*PROBLEM DETAILS*. Copy the rows from the very first one through the row containing "ema-200-line <box>3 217 1195 300</box>", replacing "macd-hist-bar" with "macd-histogram-bar" everywhere and leaving everything else the same.

Listings of boxed layout items
# # # # #
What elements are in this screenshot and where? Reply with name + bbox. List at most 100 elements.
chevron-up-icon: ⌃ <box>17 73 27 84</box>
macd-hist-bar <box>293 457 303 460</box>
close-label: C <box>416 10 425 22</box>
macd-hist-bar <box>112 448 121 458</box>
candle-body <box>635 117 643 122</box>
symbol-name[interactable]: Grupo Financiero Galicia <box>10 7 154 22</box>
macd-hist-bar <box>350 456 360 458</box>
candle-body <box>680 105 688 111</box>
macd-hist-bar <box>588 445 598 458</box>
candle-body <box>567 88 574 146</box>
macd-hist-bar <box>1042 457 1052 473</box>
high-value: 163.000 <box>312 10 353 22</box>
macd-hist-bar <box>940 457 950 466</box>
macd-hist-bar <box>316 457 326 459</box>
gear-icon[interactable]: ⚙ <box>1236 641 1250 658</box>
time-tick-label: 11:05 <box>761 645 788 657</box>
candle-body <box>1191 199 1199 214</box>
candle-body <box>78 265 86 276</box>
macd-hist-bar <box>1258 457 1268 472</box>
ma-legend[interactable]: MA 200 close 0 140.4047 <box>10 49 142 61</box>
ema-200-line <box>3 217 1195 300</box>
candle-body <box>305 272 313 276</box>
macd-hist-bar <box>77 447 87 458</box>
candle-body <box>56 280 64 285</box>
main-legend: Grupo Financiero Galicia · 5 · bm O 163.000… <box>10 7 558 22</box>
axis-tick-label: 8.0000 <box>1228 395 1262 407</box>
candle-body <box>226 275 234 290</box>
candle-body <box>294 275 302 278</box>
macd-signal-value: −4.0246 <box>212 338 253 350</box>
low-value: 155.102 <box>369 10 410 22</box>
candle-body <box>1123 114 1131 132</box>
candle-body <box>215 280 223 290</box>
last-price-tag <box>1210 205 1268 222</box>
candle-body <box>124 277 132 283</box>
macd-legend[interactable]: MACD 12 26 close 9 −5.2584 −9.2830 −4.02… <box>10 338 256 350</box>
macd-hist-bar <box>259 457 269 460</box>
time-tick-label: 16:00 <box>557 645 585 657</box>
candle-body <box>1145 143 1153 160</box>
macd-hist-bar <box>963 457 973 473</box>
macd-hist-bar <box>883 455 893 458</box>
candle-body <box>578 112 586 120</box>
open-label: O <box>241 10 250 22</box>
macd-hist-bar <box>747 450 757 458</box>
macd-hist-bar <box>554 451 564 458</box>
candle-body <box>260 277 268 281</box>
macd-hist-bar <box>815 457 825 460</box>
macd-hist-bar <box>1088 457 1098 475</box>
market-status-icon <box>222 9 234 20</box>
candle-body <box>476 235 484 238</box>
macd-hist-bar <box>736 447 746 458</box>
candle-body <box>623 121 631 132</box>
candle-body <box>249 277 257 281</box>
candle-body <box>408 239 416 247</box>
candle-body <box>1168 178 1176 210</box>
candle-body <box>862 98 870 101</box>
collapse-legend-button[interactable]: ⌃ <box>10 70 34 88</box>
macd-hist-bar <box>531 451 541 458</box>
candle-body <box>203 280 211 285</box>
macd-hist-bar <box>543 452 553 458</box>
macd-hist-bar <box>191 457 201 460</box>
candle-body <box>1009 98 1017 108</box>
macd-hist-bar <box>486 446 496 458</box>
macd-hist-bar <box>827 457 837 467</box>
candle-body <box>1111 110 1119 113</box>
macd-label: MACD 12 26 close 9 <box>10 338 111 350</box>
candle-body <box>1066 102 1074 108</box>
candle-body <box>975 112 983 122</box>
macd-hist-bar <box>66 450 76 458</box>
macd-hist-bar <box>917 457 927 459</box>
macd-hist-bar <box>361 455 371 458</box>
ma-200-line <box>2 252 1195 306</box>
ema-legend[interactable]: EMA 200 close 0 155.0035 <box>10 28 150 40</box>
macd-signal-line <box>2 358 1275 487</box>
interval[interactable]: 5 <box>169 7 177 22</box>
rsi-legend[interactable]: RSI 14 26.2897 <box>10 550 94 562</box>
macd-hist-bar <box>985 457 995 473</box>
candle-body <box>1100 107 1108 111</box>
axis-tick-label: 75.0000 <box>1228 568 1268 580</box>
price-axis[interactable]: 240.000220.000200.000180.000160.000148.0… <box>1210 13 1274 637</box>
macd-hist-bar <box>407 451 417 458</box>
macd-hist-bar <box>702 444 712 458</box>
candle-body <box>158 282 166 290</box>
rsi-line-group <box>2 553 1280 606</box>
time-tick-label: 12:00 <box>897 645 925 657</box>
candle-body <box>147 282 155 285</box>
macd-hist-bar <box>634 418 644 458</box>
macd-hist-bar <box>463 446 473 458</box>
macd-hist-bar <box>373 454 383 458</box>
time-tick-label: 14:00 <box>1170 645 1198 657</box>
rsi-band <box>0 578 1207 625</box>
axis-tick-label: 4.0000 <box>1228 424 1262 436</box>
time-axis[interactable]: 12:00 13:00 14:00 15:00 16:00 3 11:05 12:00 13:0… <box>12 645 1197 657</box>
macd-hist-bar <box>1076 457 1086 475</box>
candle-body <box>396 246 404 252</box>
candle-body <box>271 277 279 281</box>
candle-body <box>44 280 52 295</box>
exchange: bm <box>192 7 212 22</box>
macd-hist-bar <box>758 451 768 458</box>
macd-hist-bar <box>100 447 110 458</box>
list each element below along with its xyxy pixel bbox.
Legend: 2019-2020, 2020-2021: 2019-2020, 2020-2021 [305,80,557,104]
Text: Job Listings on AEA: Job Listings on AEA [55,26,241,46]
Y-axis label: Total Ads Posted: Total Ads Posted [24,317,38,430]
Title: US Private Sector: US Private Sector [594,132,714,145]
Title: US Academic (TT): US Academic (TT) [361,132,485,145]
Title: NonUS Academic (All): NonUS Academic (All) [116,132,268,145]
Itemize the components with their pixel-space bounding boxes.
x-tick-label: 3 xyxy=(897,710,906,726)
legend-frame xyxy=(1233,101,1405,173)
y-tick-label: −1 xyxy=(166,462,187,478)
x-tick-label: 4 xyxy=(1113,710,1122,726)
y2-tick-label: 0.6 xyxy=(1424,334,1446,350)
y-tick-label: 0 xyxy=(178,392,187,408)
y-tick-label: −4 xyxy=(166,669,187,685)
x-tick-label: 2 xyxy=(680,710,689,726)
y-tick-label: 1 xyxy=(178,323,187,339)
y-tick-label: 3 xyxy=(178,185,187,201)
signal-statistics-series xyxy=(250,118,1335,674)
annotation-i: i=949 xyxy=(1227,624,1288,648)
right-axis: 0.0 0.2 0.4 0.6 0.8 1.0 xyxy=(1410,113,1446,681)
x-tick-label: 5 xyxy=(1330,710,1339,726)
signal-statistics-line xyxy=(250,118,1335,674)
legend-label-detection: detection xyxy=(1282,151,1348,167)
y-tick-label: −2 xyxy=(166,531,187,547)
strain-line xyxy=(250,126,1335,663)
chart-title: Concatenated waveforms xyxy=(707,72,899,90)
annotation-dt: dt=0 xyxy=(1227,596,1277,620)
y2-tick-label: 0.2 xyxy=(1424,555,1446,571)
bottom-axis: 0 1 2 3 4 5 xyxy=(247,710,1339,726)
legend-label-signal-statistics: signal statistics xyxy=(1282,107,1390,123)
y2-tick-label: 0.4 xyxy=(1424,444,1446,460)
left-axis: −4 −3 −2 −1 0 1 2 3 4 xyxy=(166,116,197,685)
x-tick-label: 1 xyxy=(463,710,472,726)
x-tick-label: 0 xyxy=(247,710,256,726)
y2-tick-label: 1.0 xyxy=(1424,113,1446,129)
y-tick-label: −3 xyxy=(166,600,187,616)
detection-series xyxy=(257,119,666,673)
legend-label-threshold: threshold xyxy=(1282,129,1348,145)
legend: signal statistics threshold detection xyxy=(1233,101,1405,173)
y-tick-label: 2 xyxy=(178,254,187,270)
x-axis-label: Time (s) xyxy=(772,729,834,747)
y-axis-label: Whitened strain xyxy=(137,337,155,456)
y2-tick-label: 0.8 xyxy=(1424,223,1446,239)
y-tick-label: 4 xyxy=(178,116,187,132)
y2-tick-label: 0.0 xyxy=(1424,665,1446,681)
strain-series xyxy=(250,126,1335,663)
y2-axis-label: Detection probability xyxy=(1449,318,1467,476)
# # # # #
*SOLVED EXERCISE*.
What elements are in this screenshot and where? Reply with name + bbox. List at most 100 elements.
chevron-up-icon: ⌃ <box>17 73 27 84</box>
macd-histogram-bar <box>293 457 303 460</box>
close-label: C <box>416 10 425 22</box>
macd-histogram-bar <box>112 448 121 458</box>
candle-body <box>635 117 643 122</box>
symbol-name[interactable]: Grupo Financiero Galicia <box>10 7 154 22</box>
macd-histogram-bar <box>350 456 360 458</box>
candle-body <box>680 105 688 111</box>
macd-histogram-bar <box>588 445 598 458</box>
candle-body <box>567 88 574 146</box>
macd-histogram-bar <box>1042 457 1052 473</box>
high-value: 163.000 <box>312 10 353 22</box>
macd-histogram-bar <box>940 457 950 466</box>
macd-histogram-bar <box>316 457 326 459</box>
gear-icon[interactable]: ⚙ <box>1236 641 1250 658</box>
time-tick-label: 11:05 <box>761 645 788 657</box>
candle-body <box>1191 199 1199 214</box>
candle-body <box>78 265 86 276</box>
macd-histogram-bar <box>1258 457 1268 472</box>
ma-legend[interactable]: MA 200 close 0 140.4047 <box>10 49 142 61</box>
ema-200-line <box>3 217 1195 300</box>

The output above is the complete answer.